-- start --

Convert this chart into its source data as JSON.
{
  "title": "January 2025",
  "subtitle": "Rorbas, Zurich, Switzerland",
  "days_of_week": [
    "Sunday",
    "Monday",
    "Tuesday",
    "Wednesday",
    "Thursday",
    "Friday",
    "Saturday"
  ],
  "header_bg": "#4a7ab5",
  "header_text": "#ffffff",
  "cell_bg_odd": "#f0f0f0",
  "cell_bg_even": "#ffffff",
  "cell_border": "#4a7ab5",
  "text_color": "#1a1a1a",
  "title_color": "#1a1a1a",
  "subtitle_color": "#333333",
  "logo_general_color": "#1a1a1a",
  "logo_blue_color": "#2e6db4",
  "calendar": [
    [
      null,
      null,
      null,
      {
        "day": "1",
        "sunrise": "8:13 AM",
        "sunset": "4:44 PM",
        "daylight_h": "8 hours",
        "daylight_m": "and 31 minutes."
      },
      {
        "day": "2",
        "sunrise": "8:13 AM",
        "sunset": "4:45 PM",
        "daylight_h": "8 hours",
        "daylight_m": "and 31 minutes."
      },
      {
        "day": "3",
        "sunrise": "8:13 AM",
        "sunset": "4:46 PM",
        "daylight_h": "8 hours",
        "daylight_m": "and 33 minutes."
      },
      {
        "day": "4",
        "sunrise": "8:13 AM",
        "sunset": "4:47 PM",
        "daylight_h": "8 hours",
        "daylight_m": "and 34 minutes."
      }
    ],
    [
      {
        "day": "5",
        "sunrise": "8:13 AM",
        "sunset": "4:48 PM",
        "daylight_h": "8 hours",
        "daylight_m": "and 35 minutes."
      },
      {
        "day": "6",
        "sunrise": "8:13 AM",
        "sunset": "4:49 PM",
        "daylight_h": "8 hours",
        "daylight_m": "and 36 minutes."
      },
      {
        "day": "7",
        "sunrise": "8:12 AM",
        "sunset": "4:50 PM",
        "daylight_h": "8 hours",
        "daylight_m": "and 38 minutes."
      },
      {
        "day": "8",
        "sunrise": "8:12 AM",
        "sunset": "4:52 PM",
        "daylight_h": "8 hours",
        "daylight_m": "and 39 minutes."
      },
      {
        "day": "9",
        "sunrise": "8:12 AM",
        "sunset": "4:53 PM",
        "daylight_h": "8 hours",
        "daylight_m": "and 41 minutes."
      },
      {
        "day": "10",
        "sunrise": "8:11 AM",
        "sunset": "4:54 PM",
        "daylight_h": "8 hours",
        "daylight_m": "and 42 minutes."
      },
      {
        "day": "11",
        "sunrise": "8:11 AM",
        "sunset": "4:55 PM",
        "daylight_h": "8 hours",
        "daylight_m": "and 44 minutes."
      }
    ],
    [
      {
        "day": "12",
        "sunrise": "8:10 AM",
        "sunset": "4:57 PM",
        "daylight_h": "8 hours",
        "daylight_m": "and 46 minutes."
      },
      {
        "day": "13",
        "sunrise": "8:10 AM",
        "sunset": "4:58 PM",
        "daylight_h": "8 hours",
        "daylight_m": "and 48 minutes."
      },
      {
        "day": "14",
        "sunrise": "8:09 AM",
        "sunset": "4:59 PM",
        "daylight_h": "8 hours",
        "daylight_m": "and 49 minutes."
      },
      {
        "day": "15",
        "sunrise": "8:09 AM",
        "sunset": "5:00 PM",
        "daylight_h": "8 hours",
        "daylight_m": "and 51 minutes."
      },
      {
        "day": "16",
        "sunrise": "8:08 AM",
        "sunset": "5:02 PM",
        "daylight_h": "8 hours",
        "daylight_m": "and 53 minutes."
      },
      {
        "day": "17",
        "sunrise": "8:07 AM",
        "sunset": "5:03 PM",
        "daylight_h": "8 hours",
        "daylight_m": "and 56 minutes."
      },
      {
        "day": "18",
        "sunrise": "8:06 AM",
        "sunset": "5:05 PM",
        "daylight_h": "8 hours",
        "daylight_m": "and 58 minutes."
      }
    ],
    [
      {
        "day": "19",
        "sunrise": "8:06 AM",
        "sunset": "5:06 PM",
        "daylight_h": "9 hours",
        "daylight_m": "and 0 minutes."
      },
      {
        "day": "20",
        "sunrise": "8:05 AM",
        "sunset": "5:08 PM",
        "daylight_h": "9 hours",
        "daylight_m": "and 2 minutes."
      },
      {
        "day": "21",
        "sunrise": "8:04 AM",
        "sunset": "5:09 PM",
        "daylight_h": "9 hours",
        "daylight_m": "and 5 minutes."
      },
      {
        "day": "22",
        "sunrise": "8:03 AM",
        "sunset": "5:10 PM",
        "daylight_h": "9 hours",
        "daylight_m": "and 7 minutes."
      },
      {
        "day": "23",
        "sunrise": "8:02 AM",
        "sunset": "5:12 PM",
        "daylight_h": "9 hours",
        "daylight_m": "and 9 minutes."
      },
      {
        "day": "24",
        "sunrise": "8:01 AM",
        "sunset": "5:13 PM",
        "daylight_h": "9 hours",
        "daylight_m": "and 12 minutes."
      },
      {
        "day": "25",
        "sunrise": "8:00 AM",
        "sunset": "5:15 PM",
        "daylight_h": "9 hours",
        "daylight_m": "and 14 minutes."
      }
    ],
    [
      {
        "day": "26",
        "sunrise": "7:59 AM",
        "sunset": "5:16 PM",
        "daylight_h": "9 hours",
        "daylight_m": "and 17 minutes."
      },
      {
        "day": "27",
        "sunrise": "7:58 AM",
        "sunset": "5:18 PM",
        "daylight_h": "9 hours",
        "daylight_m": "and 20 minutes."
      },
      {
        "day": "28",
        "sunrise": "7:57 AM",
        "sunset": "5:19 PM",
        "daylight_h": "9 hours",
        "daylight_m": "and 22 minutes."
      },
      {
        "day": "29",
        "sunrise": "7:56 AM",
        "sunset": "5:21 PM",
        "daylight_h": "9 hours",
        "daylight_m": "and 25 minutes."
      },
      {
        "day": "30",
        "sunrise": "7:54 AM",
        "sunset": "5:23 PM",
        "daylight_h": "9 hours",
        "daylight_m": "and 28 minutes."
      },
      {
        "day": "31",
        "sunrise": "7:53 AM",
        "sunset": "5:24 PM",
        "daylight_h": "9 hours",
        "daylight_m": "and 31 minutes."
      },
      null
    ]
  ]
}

-- end --

**Given problem:** Copy each line that contains the word "ffffff".

**The reply:**
  "header_text": "#ffffff",
  "cell_bg_even": "#ffffff",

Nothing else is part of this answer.